[start of PROVIDED ENTRIES]
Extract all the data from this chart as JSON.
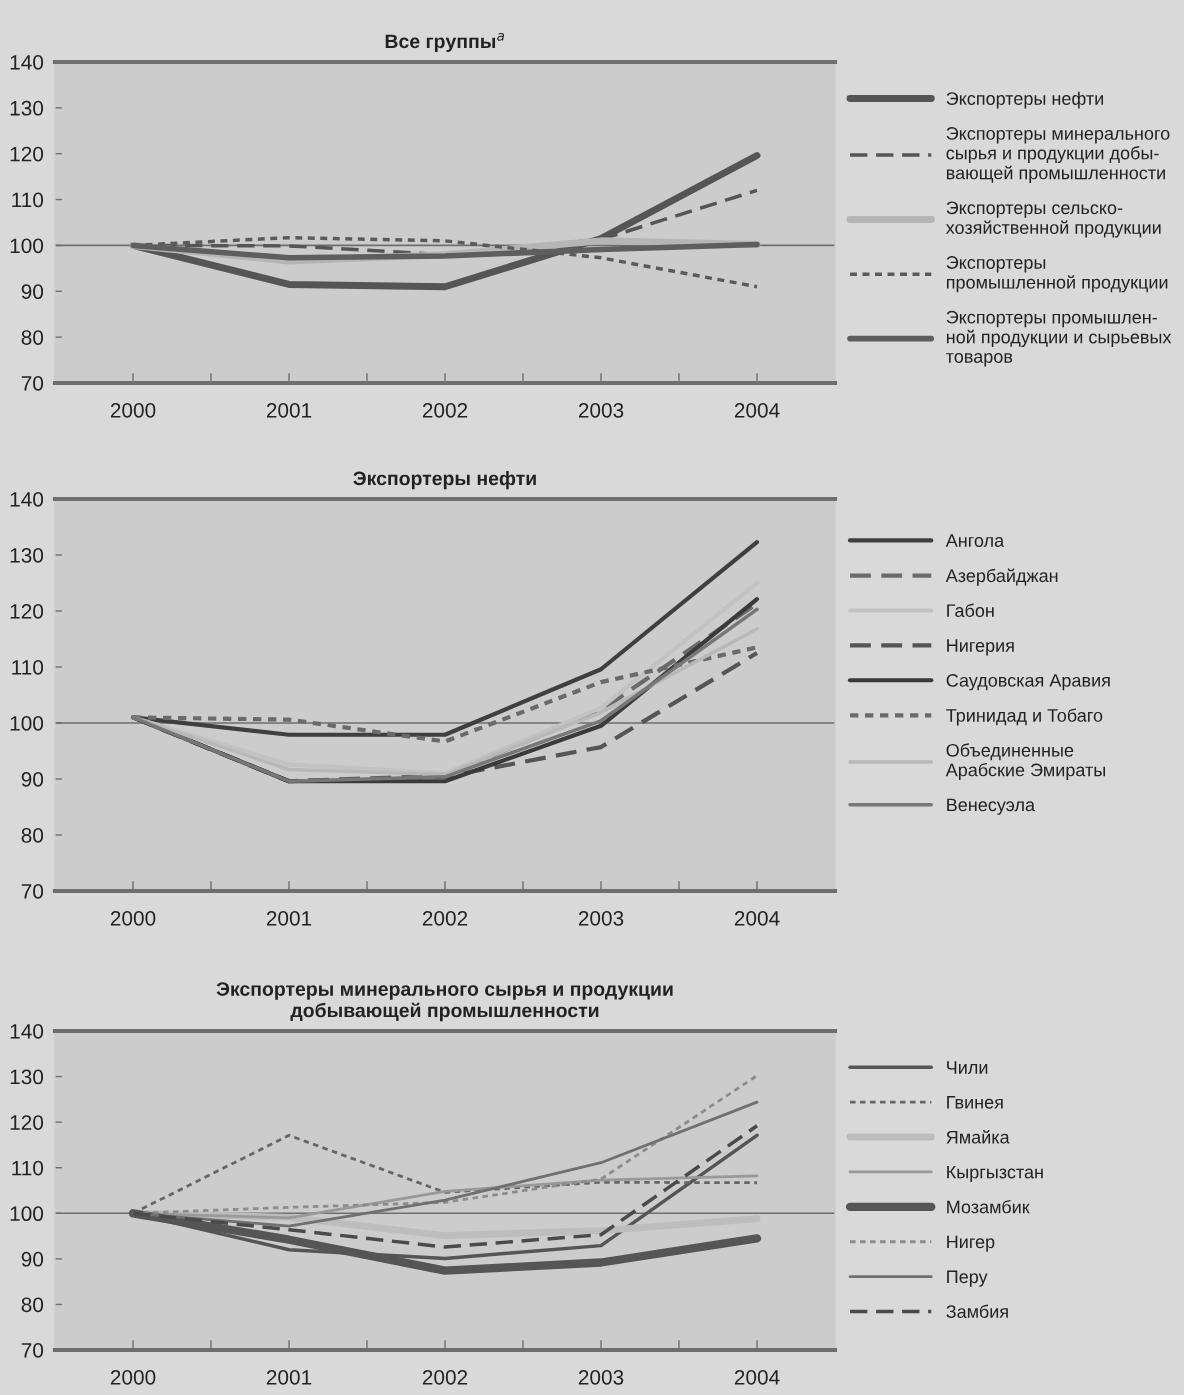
{
  "chart_data": [
    {
      "type": "line",
      "title": "Все группы$^{a}$",
      "x": [
        2000,
        2001,
        2002,
        2003,
        2004
      ],
      "xlim": [
        1999.5,
        2004.5
      ],
      "xticks": [
        2000,
        {
          "value": 2000.5,
          "label": null
        },
        2001,
        {
          "value": 2001.5,
          "label": null
        },
        2002,
        {
          "value": 2002.5,
          "label": null
        },
        2003,
        {
          "value": 2003.5,
          "label": null
        },
        2004
      ],
      "ylim": [
        70,
        140
      ],
      "yticks": [
        70,
        80,
        90,
        100,
        110,
        120,
        130,
        140
      ],
      "legend": "right",
      "marker": "none",
      "ref_lines": [
        {
          "axis": "y",
          "value": 100,
          "color": "#6e6e6e"
        }
      ],
      "series": [
        {
          "name": "Экспортеры нефти",
          "color": "#555555",
          "line_style": "solid",
          "values": [
            100,
            91.5,
            91,
            101.5,
            119.6
          ]
        },
        {
          "name": "Экспортеры минерального\nсырья и продукции добы-\nвающей промышленности",
          "color": "#555555",
          "line_style": "dashed",
          "values": [
            100,
            99.9,
            98,
            101.3,
            112
          ]
        },
        {
          "name": "Экспортеры сельско-\nхозяйственной продукции",
          "color": "#b5b5b5",
          "line_style": "solid",
          "values": [
            100,
            96.6,
            98,
            101,
            100.2
          ]
        },
        {
          "name": "Экспортеры\nпромышленной продукции",
          "color": "#5a5a5a",
          "line_style": "dotted",
          "values": [
            100,
            101.7,
            101,
            97.3,
            91
          ]
        },
        {
          "name": "Экспортеры промышлен-\nной продукции и сырьевых\nтоваров",
          "color": "#5e5e5e",
          "line_style": "solid",
          "values": [
            100,
            97.3,
            97.7,
            99.1,
            100.2
          ]
        }
      ]
    },
    {
      "type": "line",
      "title": "Экспортеры нефти",
      "x": [
        2000,
        2001,
        2002,
        2003,
        2004
      ],
      "xlim": [
        1999.5,
        2004.5
      ],
      "xticks": [
        2000,
        {
          "value": 2000.5,
          "label": null
        },
        2001,
        {
          "value": 2001.5,
          "label": null
        },
        2002,
        {
          "value": 2002.5,
          "label": null
        },
        2003,
        {
          "value": 2003.5,
          "label": null
        },
        2004
      ],
      "ylim": [
        70,
        140
      ],
      "yticks": [
        70,
        80,
        90,
        100,
        110,
        120,
        130,
        140
      ],
      "legend": "right",
      "marker": "none",
      "ref_lines": [
        {
          "axis": "y",
          "value": 100,
          "color": "#6e6e6e"
        }
      ],
      "series": [
        {
          "name": "Ангола",
          "color": "#3f3f3f",
          "line_style": "solid",
          "values": [
            101,
            97.9,
            97.9,
            109.6,
            132.3
          ]
        },
        {
          "name": "Азербайджан",
          "color": "#6a6a6a",
          "line_style": "dashed",
          "values": [
            101,
            89.6,
            90.6,
            102.3,
            121.3
          ]
        },
        {
          "name": "Габон",
          "color": "#c2c2c2",
          "line_style": "solid",
          "values": [
            101,
            92.6,
            91,
            102.7,
            125
          ]
        },
        {
          "name": "Нигерия",
          "color": "#555555",
          "line_style": "dashed",
          "values": [
            101,
            89.6,
            90.4,
            95.7,
            112.5
          ]
        },
        {
          "name": "Саудовская Аравия",
          "color": "#3a3a3a",
          "line_style": "solid",
          "values": [
            101,
            89.6,
            89.6,
            99.5,
            122.1
          ]
        },
        {
          "name": "Тринидад и Тобаго",
          "color": "#6a6a6a",
          "line_style": "dotted",
          "values": [
            101,
            100.6,
            96.7,
            107.3,
            113.5
          ]
        },
        {
          "name": "Объединенные\nАрабские Эмираты",
          "color": "#b8b8b8",
          "line_style": "solid",
          "values": [
            101,
            91.7,
            90.8,
            101.9,
            116.8
          ]
        },
        {
          "name": "Венесуэла",
          "color": "#777777",
          "line_style": "solid",
          "values": [
            101,
            89.6,
            90.4,
            100.4,
            120.3
          ]
        }
      ]
    },
    {
      "type": "line",
      "title": "Экспортеры минерального сырья и продукции\nдобывающей промышленности",
      "x": [
        2000,
        2001,
        2002,
        2003,
        2004
      ],
      "xlim": [
        1999.5,
        2004.5
      ],
      "xticks": [
        2000,
        {
          "value": 2000.5,
          "label": null
        },
        2001,
        {
          "value": 2001.5,
          "label": null
        },
        2002,
        {
          "value": 2002.5,
          "label": null
        },
        2003,
        {
          "value": 2003.5,
          "label": null
        },
        2004
      ],
      "ylim": [
        70,
        140
      ],
      "yticks": [
        70,
        80,
        90,
        100,
        110,
        120,
        130,
        140
      ],
      "legend": "right",
      "marker": "none",
      "ref_lines": [
        {
          "axis": "y",
          "value": 100,
          "color": "#6e6e6e"
        }
      ],
      "series": [
        {
          "name": "Чили",
          "color": "#555555",
          "line_style": "solid",
          "values": [
            100,
            92,
            90.1,
            92.9,
            117.1
          ]
        },
        {
          "name": "Гвинея",
          "color": "#666666",
          "line_style": "dotted",
          "values": [
            100,
            117.1,
            104.6,
            106.8,
            106.7
          ]
        },
        {
          "name": "Ямайка",
          "color": "#bdbdbd",
          "line_style": "solid",
          "values": [
            100,
            99.1,
            95.1,
            96.2,
            98.8
          ]
        },
        {
          "name": "Кыргызстан",
          "color": "#999999",
          "line_style": "solid",
          "values": [
            100,
            99,
            104.8,
            107.3,
            108.2
          ]
        },
        {
          "name": "Мозамбик",
          "color": "#555555",
          "line_style": "solid",
          "values": [
            100,
            94.2,
            87.4,
            89.2,
            94.5
          ]
        },
        {
          "name": "Нигер",
          "color": "#8c8c8c",
          "line_style": "dotted",
          "values": [
            100,
            101.3,
            102.4,
            107.5,
            130.2
          ]
        },
        {
          "name": "Перу",
          "color": "#707070",
          "line_style": "solid",
          "values": [
            100,
            97.2,
            102.9,
            111.1,
            124.4
          ]
        },
        {
          "name": "Замбия",
          "color": "#4a4a4a",
          "line_style": "dashed",
          "values": [
            100,
            96.4,
            92.6,
            95.3,
            119.2
          ]
        }
      ]
    }
  ]
}
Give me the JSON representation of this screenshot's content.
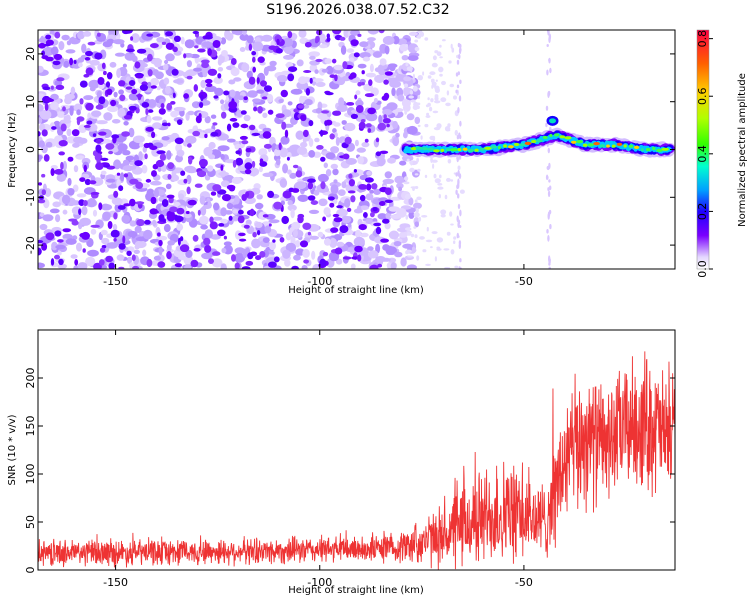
[end of PROVIDED ENTRIES]
TASK INSTRUCTIONS: Write out every entry again word for word, without any of the pictures.

SOLUTION TO THE EXERCISE:
Extract all the data from this chart as JSON.
{
  "chart_data": [
    {
      "type": "line",
      "title": "Все группы$^{a}$",
      "x": [
        2000,
        2001,
        2002,
        2003,
        2004
      ],
      "xlim": [
        1999.5,
        2004.5
      ],
      "xticks": [
        2000,
        {
          "value": 2000.5,
          "label": null
        },
        2001,
        {
          "value": 2001.5,
          "label": null
        },
        2002,
        {
          "value": 2002.5,
          "label": null
        },
        2003,
        {
          "value": 2003.5,
          "label": null
        },
        2004
      ],
      "ylim": [
        70,
        140
      ],
      "yticks": [
        70,
        80,
        90,
        100,
        110,
        120,
        130,
        140
      ],
      "legend": "right",
      "marker": "none",
      "ref_lines": [
        {
          "axis": "y",
          "value": 100,
          "color": "#6e6e6e"
        }
      ],
      "series": [
        {
          "name": "Экспортеры нефти",
          "color": "#555555",
          "line_style": "solid",
          "values": [
            100,
            91.5,
            91,
            101.5,
            119.6
          ]
        },
        {
          "name": "Экспортеры минерального\nсырья и продукции добы-\nвающей промышленности",
          "color": "#555555",
          "line_style": "dashed",
          "values": [
            100,
            99.9,
            98,
            101.3,
            112
          ]
        },
        {
          "name": "Экспортеры сельско-\nхозяйственной продукции",
          "color": "#b5b5b5",
          "line_style": "solid",
          "values": [
            100,
            96.6,
            98,
            101,
            100.2
          ]
        },
        {
          "name": "Экспортеры\nпромышленной продукции",
          "color": "#5a5a5a",
          "line_style": "dotted",
          "values": [
            100,
            101.7,
            101,
            97.3,
            91
          ]
        },
        {
          "name": "Экспортеры промышлен-\nной продукции и сырьевых\nтоваров",
          "color": "#5e5e5e",
          "line_style": "solid",
          "values": [
            100,
            97.3,
            97.7,
            99.1,
            100.2
          ]
        }
      ]
    },
    {
      "type": "line",
      "title": "Экспортеры нефти",
      "x": [
        2000,
        2001,
        2002,
        2003,
        2004
      ],
      "xlim": [
        1999.5,
        2004.5
      ],
      "xticks": [
        2000,
        {
          "value": 2000.5,
          "label": null
        },
        2001,
        {
          "value": 2001.5,
          "label": null
        },
        2002,
        {
          "value": 2002.5,
          "label": null
        },
        2003,
        {
          "value": 2003.5,
          "label": null
        },
        2004
      ],
      "ylim": [
        70,
        140
      ],
      "yticks": [
        70,
        80,
        90,
        100,
        110,
        120,
        130,
        140
      ],
      "legend": "right",
      "marker": "none",
      "ref_lines": [
        {
          "axis": "y",
          "value": 100,
          "color": "#6e6e6e"
        }
      ],
      "series": [
        {
          "name": "Ангола",
          "color": "#3f3f3f",
          "line_style": "solid",
          "values": [
            101,
            97.9,
            97.9,
            109.6,
            132.3
          ]
        },
        {
          "name": "Азербайджан",
          "color": "#6a6a6a",
          "line_style": "dashed",
          "values": [
            101,
            89.6,
            90.6,
            102.3,
            121.3
          ]
        },
        {
          "name": "Габон",
          "color": "#c2c2c2",
          "line_style": "solid",
          "values": [
            101,
            92.6,
            91,
            102.7,
            125
          ]
        },
        {
          "name": "Нигерия",
          "color": "#555555",
          "line_style": "dashed",
          "values": [
            101,
            89.6,
            90.4,
            95.7,
            112.5
          ]
        },
        {
          "name": "Саудовская Аравия",
          "color": "#3a3a3a",
          "line_style": "solid",
          "values": [
            101,
            89.6,
            89.6,
            99.5,
            122.1
          ]
        },
        {
          "name": "Тринидад и Тобаго",
          "color": "#6a6a6a",
          "line_style": "dotted",
          "values": [
            101,
            100.6,
            96.7,
            107.3,
            113.5
          ]
        },
        {
          "name": "Объединенные\nАрабские Эмираты",
          "color": "#b8b8b8",
          "line_style": "solid",
          "values": [
            101,
            91.7,
            90.8,
            101.9,
            116.8
          ]
        },
        {
          "name": "Венесуэла",
          "color": "#777777",
          "line_style": "solid",
          "values": [
            101,
            89.6,
            90.4,
            100.4,
            120.3
          ]
        }
      ]
    },
    {
      "type": "line",
      "title": "Экспортеры минерального сырья и продукции\nдобывающей промышленности",
      "x": [
        2000,
        2001,
        2002,
        2003,
        2004
      ],
      "xlim": [
        1999.5,
        2004.5
      ],
      "xticks": [
        2000,
        {
          "value": 2000.5,
          "label": null
        },
        2001,
        {
          "value": 2001.5,
          "label": null
        },
        2002,
        {
          "value": 2002.5,
          "label": null
        },
        2003,
        {
          "value": 2003.5,
          "label": null
        },
        2004
      ],
      "ylim": [
        70,
        140
      ],
      "yticks": [
        70,
        80,
        90,
        100,
        110,
        120,
        130,
        140
      ],
      "legend": "right",
      "marker": "none",
      "ref_lines": [
        {
          "axis": "y",
          "value": 100,
          "color": "#6e6e6e"
        }
      ],
      "series": [
        {
          "name": "Чили",
          "color": "#555555",
          "line_style": "solid",
          "values": [
            100,
            92,
            90.1,
            92.9,
            117.1
          ]
        },
        {
          "name": "Гвинея",
          "color": "#666666",
          "line_style": "dotted",
          "values": [
            100,
            117.1,
            104.6,
            106.8,
            106.7
          ]
        },
        {
          "name": "Ямайка",
          "color": "#bdbdbd",
          "line_style": "solid",
          "values": [
            100,
            99.1,
            95.1,
            96.2,
            98.8
          ]
        },
        {
          "name": "Кыргызстан",
          "color": "#999999",
          "line_style": "solid",
          "values": [
            100,
            99,
            104.8,
            107.3,
            108.2
          ]
        },
        {
          "name": "Мозамбик",
          "color": "#555555",
          "line_style": "solid",
          "values": [
            100,
            94.2,
            87.4,
            89.2,
            94.5
          ]
        },
        {
          "name": "Нигер",
          "color": "#8c8c8c",
          "line_style": "dotted",
          "values": [
            100,
            101.3,
            102.4,
            107.5,
            130.2
          ]
        },
        {
          "name": "Перу",
          "color": "#707070",
          "line_style": "solid",
          "values": [
            100,
            97.2,
            102.9,
            111.1,
            124.4
          ]
        },
        {
          "name": "Замбия",
          "color": "#4a4a4a",
          "line_style": "dashed",
          "values": [
            100,
            96.4,
            92.6,
            95.3,
            119.2
          ]
        }
      ]
    }
  ]
}
Give me the JSON representation of this screenshot's content.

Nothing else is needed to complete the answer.